* Exercise instructions
1. In the film analysis text, who composed the score that accompanies the opening chase of Quantum of Solace?
2. In the film analysis text, reproduce the passage from "Chesse and Pearson’s" to "Bond / villains.", substituting "tight shots" for every occurrence of "close-ups".
3. Condense the paragraph of the film analysis text that begins "These techniques characterise" into a short bulleted list that keeps its main facts.

Quantum of Solace opens with Bond on a dangerous car chase through the tunnels that lead from Lake Como to Siena, both in Italy (see video below). We begin in medias res. Accompanied by David Arnold’s ominous score, the camera tracks forwards very quickly as if hovering over the sea. Insert shots of guns being loaded and Alfa Romeos following the grey vehicle in front of them contrast with the calming stillness of the previous shots. Anticipation is built through the use of music and quick cutting. Fierce sounds of wheels, engine roars and gunfire overwhelm the spectator. The chase continues onto a quarry, where the three cars (two Alfa Romeos and one Aston Martin) are joined by an Italian police van. Aesthetically, this scene showcases many trademarks of contemporary action cinema such as very fast cuts, an emphasis on impressing the viewer with audio-visual stimuli and a victorious hero. Nevertheless, even as one reaches the end of the sequence, the filmmakers do not clarify exactly why the protagonist is being chased.
Chesse and Pearson’s editing style avoids the traditional alternation of wide shots and close-ups, preferring to use close-ups almost exclusively throughout. Placed either at wheel level or aligned with Bond’s own gaze, the camera’s varying points of view are edited in order to contrast between visual dichotomies such as: exterior / interior, mountain / tunnel, light / darkness, and Bond / villains.
Real life is a strange beast
These techniques characterise what Bordwell calls ‘intensified continuity’ editing. In his essay Intensified Continuity: Visual Style in Contemporary American Film (2002), David Bordwell tracks several changes in contemporary American filmmaking: 1) increasingly rapid editing; 2) forcing perspective through the use of bipolar extremes of lens lengths; 3) a reliance on close shots; and 4) wide-ranging camera movements (Bordwell, 121). Rejecting the notion that action blockbusters take leave of spatio-temporal continuity altogether, he argues that this new style amounts to an ‘intensification’ (16) of established rules and practices. The aim of the ‘intensified continuity’ film is to draw attention to its own artificiality, rendering the everyday strange, palpable and haptic at the cost of coherence and spatial orientation. In Quantum of Solace, these techniques convey the trauma experienced by Bond after discovering that his lover was a double agent. Seeking revenge, he proceeds to killing more than a dozen people before discovering the leads needed to end his quest.

(Dataset entries)
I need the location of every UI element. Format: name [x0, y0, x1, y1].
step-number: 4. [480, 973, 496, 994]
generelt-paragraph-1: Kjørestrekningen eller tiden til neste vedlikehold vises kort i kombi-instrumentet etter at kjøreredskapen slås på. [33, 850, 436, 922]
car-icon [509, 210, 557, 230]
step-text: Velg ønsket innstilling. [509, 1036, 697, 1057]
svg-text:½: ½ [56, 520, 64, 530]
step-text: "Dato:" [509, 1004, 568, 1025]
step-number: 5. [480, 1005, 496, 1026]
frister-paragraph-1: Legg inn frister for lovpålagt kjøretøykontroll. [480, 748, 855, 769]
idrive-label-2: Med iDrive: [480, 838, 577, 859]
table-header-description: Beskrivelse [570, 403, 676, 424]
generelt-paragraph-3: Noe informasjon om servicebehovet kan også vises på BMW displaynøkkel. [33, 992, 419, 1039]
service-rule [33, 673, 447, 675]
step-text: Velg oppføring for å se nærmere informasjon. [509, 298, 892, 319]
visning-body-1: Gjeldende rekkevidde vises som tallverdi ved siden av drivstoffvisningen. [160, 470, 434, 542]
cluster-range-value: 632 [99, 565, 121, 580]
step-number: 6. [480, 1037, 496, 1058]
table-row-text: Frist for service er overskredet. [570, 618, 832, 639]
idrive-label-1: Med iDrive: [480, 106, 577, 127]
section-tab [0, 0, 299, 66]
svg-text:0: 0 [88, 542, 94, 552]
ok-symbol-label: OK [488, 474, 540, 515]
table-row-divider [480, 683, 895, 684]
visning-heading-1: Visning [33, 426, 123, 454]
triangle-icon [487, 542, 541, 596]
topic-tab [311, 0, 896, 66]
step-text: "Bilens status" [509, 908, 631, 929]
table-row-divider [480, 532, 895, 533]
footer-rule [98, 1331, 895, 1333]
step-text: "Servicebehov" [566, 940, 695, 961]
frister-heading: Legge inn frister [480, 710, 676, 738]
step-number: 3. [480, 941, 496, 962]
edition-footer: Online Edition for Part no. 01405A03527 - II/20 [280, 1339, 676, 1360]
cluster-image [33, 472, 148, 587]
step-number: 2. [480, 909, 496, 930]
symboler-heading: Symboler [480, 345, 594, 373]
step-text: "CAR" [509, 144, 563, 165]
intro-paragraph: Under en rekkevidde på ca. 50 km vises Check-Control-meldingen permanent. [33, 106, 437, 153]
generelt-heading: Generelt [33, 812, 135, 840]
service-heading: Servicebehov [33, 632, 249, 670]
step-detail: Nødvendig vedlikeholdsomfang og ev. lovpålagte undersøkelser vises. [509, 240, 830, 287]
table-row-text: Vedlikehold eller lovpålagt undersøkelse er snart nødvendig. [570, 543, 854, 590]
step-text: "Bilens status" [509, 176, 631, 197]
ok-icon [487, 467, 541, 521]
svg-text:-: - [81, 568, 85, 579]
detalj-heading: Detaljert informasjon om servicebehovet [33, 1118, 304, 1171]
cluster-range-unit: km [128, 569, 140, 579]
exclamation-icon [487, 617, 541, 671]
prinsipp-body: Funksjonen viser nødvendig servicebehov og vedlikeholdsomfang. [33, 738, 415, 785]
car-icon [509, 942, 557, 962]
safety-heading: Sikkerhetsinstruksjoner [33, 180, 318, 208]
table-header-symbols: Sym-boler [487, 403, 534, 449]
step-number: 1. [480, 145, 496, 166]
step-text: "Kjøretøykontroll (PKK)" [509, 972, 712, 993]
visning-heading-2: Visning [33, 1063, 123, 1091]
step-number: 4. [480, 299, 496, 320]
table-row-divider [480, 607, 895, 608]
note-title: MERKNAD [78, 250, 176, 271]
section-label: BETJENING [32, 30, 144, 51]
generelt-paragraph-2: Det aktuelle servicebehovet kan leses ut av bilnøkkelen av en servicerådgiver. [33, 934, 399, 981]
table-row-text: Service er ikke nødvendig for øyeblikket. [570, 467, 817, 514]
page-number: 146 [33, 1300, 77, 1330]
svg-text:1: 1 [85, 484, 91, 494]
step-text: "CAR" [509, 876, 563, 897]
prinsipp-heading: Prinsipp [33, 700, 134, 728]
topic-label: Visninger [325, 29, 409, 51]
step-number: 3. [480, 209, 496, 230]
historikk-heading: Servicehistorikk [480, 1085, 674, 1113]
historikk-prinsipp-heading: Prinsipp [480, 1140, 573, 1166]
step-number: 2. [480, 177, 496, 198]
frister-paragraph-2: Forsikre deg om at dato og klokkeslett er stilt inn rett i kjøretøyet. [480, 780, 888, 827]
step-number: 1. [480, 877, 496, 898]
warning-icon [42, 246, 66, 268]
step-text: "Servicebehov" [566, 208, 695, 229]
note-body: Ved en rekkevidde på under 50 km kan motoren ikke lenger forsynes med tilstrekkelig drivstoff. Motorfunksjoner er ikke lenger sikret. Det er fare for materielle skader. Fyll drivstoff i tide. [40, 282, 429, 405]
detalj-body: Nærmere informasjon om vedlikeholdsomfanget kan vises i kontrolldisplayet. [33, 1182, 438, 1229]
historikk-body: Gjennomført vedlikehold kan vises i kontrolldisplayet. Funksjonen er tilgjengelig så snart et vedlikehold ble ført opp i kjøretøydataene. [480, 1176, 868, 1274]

* Answers in order
1. David Arnold

2.
Chesse and Pearson’s editing style avoids the traditional alternation of wide shots and tight shots, preferring to use tight shots almost exclusively throughout. Placed either at wheel level or aligned with Bond’s own gaze, the camera’s varying points of view are edited in order to contrast between visual dichotomies such as: exterior / interior, mountain / tunnel, light / darkness, and Bond / villains.

3.
- The techniques exemplify what David Bordwell calls "intensified continuity" editing.
- In Intensified Continuity: Visual Style in Contemporary American Film (2002), Bordwell identifies four changes in contemporary American filmmaking: increasingly rapid editing, forced perspective through extremes of lens length, reliance on close shots, and wide-ranging camera movements.
- He argues that the style intensifies established rules rather than abandoning spatio-temporal continuity.
- Such films draw attention to their own artificiality, making the everyday strange, palpable and haptic at the expense of coherence and spatial orientation.
- In Quantum of Solace, the techniques convey Bond's trauma after he discovers that his lover was a double agent.
- Seeking revenge, Bond kills more than a dozen people before he finds the leads he needs to end his quest.